A block of data:
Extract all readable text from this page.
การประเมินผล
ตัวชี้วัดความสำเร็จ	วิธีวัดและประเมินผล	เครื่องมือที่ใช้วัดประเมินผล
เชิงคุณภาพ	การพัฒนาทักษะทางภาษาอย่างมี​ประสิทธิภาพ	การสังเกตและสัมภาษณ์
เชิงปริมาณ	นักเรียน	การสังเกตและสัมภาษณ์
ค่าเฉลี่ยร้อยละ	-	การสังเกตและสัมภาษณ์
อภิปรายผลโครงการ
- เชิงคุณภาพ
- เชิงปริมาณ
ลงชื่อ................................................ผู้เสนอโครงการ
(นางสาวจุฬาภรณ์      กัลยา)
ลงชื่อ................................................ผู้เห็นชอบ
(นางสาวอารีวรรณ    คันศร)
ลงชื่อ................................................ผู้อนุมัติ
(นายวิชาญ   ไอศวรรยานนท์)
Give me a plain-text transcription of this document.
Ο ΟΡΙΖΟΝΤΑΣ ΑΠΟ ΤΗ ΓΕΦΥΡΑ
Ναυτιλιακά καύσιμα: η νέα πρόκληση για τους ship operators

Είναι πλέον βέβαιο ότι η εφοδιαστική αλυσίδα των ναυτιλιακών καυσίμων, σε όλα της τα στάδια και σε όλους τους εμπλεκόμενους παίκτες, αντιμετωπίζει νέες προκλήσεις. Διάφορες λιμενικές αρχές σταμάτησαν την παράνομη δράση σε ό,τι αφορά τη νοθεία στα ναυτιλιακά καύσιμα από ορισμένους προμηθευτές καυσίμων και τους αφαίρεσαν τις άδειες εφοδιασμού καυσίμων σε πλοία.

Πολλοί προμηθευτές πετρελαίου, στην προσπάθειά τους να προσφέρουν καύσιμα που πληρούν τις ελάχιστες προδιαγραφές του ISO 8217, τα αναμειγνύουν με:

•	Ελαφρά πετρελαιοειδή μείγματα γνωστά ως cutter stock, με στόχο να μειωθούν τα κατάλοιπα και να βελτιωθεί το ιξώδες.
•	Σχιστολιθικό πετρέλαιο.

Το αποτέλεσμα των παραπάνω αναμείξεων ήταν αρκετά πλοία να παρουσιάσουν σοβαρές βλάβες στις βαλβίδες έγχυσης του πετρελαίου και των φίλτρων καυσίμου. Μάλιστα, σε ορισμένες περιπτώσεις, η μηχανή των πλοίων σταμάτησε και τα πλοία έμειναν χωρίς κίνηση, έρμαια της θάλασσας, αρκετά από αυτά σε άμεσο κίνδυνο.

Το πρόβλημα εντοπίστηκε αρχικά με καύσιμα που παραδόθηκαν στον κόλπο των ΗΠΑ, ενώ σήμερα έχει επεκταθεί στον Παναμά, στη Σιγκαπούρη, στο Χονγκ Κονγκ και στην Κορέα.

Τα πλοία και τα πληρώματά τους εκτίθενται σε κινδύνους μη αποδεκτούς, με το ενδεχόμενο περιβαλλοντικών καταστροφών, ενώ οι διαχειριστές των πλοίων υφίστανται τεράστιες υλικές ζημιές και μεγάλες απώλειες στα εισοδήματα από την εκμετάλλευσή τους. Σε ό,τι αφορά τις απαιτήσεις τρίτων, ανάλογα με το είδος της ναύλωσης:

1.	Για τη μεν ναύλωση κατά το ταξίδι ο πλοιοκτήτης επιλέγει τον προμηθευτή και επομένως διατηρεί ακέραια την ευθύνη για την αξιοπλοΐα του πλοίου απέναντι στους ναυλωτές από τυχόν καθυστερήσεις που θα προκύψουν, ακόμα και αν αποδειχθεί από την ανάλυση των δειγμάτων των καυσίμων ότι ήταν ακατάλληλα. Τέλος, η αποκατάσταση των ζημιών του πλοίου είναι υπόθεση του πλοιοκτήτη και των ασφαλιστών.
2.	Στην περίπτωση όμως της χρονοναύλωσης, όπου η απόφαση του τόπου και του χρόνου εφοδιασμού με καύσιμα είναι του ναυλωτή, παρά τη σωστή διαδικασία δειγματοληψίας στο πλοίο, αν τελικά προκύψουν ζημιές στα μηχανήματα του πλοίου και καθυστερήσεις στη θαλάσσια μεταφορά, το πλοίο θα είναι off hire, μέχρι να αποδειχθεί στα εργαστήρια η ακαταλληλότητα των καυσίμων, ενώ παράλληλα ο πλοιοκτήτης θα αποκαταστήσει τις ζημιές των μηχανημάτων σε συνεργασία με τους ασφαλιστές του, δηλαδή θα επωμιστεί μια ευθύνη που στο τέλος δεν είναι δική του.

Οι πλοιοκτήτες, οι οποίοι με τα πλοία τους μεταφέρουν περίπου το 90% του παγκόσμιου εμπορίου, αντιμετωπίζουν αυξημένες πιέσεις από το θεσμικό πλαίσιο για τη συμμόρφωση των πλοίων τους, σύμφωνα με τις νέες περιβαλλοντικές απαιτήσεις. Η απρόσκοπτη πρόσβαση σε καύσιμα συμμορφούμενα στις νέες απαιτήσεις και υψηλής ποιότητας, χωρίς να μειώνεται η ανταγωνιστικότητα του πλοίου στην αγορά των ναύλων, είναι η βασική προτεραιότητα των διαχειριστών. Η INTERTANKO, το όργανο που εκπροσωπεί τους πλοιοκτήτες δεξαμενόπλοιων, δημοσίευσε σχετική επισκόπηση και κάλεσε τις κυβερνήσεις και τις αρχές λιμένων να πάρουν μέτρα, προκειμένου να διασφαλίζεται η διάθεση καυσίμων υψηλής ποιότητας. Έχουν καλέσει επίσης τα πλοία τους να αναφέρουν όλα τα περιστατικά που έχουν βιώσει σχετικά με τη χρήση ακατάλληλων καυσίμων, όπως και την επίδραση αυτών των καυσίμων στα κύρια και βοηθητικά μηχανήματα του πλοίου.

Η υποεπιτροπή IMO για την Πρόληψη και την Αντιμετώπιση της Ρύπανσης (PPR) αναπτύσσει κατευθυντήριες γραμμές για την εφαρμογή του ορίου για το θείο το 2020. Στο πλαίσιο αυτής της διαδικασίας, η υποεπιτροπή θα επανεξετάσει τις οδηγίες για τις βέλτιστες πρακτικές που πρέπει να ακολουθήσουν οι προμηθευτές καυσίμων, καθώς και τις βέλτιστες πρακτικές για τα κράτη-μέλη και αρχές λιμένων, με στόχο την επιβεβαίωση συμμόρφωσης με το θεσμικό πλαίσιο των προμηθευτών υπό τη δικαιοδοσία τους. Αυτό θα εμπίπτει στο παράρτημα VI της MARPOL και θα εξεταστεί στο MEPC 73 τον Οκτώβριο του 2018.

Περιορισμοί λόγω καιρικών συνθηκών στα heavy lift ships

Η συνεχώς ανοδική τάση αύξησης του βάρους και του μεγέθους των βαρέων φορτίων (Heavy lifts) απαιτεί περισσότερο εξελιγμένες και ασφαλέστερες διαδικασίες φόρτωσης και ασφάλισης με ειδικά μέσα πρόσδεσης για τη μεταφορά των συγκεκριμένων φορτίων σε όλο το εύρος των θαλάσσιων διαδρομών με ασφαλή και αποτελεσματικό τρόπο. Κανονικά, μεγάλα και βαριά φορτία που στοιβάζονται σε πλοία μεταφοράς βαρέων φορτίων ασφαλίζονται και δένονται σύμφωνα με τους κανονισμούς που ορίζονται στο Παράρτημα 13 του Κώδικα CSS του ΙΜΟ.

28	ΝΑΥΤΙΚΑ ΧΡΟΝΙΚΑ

WHAT TO DO:
Would you copy out each line exactly as written?

SOLUTION:
Extract all readable text from this page.
การประเมินผล
ตัวชี้วัดความสำเร็จ	วิธีวัดและประเมินผล	เครื่องมือที่ใช้วัดประเมินผล
เชิงคุณภาพ	การพัฒนาทักษะทางภาษาอย่างมี​ประสิทธิภาพ	การสังเกตและสัมภาษณ์
เชิงปริมาณ	นักเรียน	การสังเกตและสัมภาษณ์
ค่าเฉลี่ยร้อยละ	-	การสังเกตและสัมภาษณ์
อภิปรายผลโครงการ
- เชิงคุณภาพ
- เชิงปริมาณ
ลงชื่อ................................................ผู้เสนอโครงการ
(นางสาวจุฬาภรณ์      กัลยา)
ลงชื่อ................................................ผู้เห็นชอบ
(นางสาวอารีวรรณ    คันศร)
ลงชื่อ................................................ผู้อนุมัติ
(นายวิชาญ   ไอศวรรยานนท์)
Give me a plain-text transcription of this document.
Ο ΟΡΙΖΟΝΤΑΣ ΑΠΟ ΤΗ ΓΕΦΥΡΑ
Ναυτιλιακά καύσιμα: η νέα πρόκληση για τους ship operators

Είναι πλέον βέβαιο ότι η εφοδιαστική αλυσίδα των ναυτιλιακών καυσίμων, σε όλα της τα στάδια και σε όλους τους εμπλεκόμενους παίκτες, αντιμετωπίζει νέες προκλήσεις. Διάφορες λιμενικές αρχές σταμάτησαν την παράνομη δράση σε ό,τι αφορά τη νοθεία στα ναυτιλιακά καύσιμα από ορισμένους προμηθευτές καυσίμων και τους αφαίρεσαν τις άδειες εφοδιασμού καυσίμων σε πλοία.

Πολλοί προμηθευτές πετρελαίου, στην προσπάθειά τους να προσφέρουν καύσιμα που πληρούν τις ελάχιστες προδιαγραφές του ISO 8217, τα αναμειγνύουν με:

•	Ελαφρά πετρελαιοειδή μείγματα γνωστά ως cutter stock, με στόχο να μειωθούν τα κατάλοιπα και να βελτιωθεί το ιξώδες.
•	Σχιστολιθικό πετρέλαιο.

Το αποτέλεσμα των παραπάνω αναμείξεων ήταν αρκετά πλοία να παρουσιάσουν σοβαρές βλάβες στις βαλβίδες έγχυσης του πετρελαίου και των φίλτρων καυσίμου. Μάλιστα, σε ορισμένες περιπτώσεις, η μηχανή των πλοίων σταμάτησε και τα πλοία έμειναν χωρίς κίνηση, έρμαια της θάλασσας, αρκετά από αυτά σε άμεσο κίνδυνο.

Το πρόβλημα εντοπίστηκε αρχικά με καύσιμα που παραδόθηκαν στον κόλπο των ΗΠΑ, ενώ σήμερα έχει επεκταθεί στον Παναμά, στη Σιγκαπούρη, στο Χονγκ Κονγκ και στην Κορέα.

Τα πλοία και τα πληρώματά τους εκτίθενται σε κινδύνους μη αποδεκτούς, με το ενδεχόμενο περιβαλλοντικών καταστροφών, ενώ οι διαχειριστές των πλοίων υφίστανται τεράστιες υλικές ζημιές και μεγάλες απώλειες στα εισοδήματα από την εκμετάλλευσή τους. Σε ό,τι αφορά τις απαιτήσεις τρίτων, ανάλογα με το είδος της ναύλωσης:

1.	Για τη μεν ναύλωση κατά το ταξίδι ο πλοιοκτήτης επιλέγει τον προμηθευτή και επομένως διατηρεί ακέραια την ευθύνη για την αξιοπλοΐα του πλοίου απέναντι στους ναυλωτές από τυχόν καθυστερήσεις που θα προκύψουν, ακόμα και αν αποδειχθεί από την ανάλυση των δειγμάτων των καυσίμων ότι ήταν ακατάλληλα. Τέλος, η αποκατάσταση των ζημιών του πλοίου είναι υπόθεση του πλοιοκτήτη και των ασφαλιστών.
2.	Στην περίπτωση όμως της χρονοναύλωσης, όπου η απόφαση του τόπου και του χρόνου εφοδιασμού με καύσιμα είναι του ναυλωτή, παρά τη σωστή διαδικασία δειγματοληψίας στο πλοίο, αν τελικά προκύψουν ζημιές στα μηχανήματα του πλοίου και καθυστερήσεις στη θαλάσσια μεταφορά, το πλοίο θα είναι off hire, μέχρι να αποδειχθεί στα εργαστήρια η ακαταλληλότητα των καυσίμων, ενώ παράλληλα ο πλοιοκτήτης θα αποκαταστήσει τις ζημιές των μηχανημάτων σε συνεργασία με τους ασφαλιστές του, δηλαδή θα επωμιστεί μια ευθύνη που στο τέλος δεν είναι δική του.

Οι πλοιοκτήτες, οι οποίοι με τα πλοία τους μεταφέρουν περίπου το 90% του παγκόσμιου εμπορίου, αντιμετωπίζουν αυξημένες πιέσεις από το θεσμικό πλαίσιο για τη συμμόρφωση των πλοίων τους, σύμφωνα με τις νέες περιβαλλοντικές απαιτήσεις. Η απρόσκοπτη πρόσβαση σε καύσιμα συμμορφούμενα στις νέες απαιτήσεις και υψηλής ποιότητας, χωρίς να μειώνεται η ανταγωνιστικότητα του πλοίου στην αγορά των ναύλων, είναι η βασική προτεραιότητα των διαχειριστών. Η INTERTANKO, το όργανο που εκπροσωπεί τους πλοιοκτήτες δεξαμενόπλοιων, δημοσίευσε σχετική επισκόπηση και κάλεσε τις κυβερνήσεις και τις αρχές λιμένων να πάρουν μέτρα, προκειμένου να διασφαλίζεται η διάθεση καυσίμων υψηλής ποιότητας. Έχουν καλέσει επίσης τα πλοία τους να αναφέρουν όλα τα περιστατικά που έχουν βιώσει σχετικά με τη χρήση ακατάλληλων καυσίμων, όπως και την επίδραση αυτών των καυσίμων στα κύρια και βοηθητικά μηχανήματα του πλοίου.

Η υποεπιτροπή IMO για την Πρόληψη και την Αντιμετώπιση της Ρύπανσης (PPR) αναπτύσσει κατευθυντήριες γραμμές για την εφαρμογή του ορίου για το θείο το 2020. Στο πλαίσιο αυτής της διαδικασίας, η υποεπιτροπή θα επανεξετάσει τις οδηγίες για τις βέλτιστες πρακτικές που πρέπει να ακολουθήσουν οι προμηθευτές καυσίμων, καθώς και τις βέλτιστες πρακτικές για τα κράτη-μέλη και αρχές λιμένων, με στόχο την επιβεβαίωση συμμόρφωσης με το θεσμικό πλαίσιο των προμηθευτών υπό τη δικαιοδοσία τους. Αυτό θα εμπίπτει στο παράρτημα VI της MARPOL και θα εξεταστεί στο MEPC 73 τον Οκτώβριο του 2018.

Περιορισμοί λόγω καιρικών συνθηκών στα heavy lift ships

Η συνεχώς ανοδική τάση αύξησης του βάρους και του μεγέθους των βαρέων φορτίων (Heavy lifts) απαιτεί περισσότερο εξελιγμένες και ασφαλέστερες διαδικασίες φόρτωσης και ασφάλισης με ειδικά μέσα πρόσδεσης για τη μεταφορά των συγκεκριμένων φορτίων σε όλο το εύρος των θαλάσσιων διαδρομών με ασφαλή και αποτελεσματικό τρόπο. Κανονικά, μεγάλα και βαριά φορτία που στοιβάζονται σε πλοία μεταφοράς βαρέων φορτίων ασφαλίζονται και δένονται σύμφωνα με τους κανονισμούς που ορίζονται στο Παράρτημα 13 του Κώδικα CSS του ΙΜΟ.

28	ΝΑΥΤΙΚΑ ΧΡΟΝΙΚΑ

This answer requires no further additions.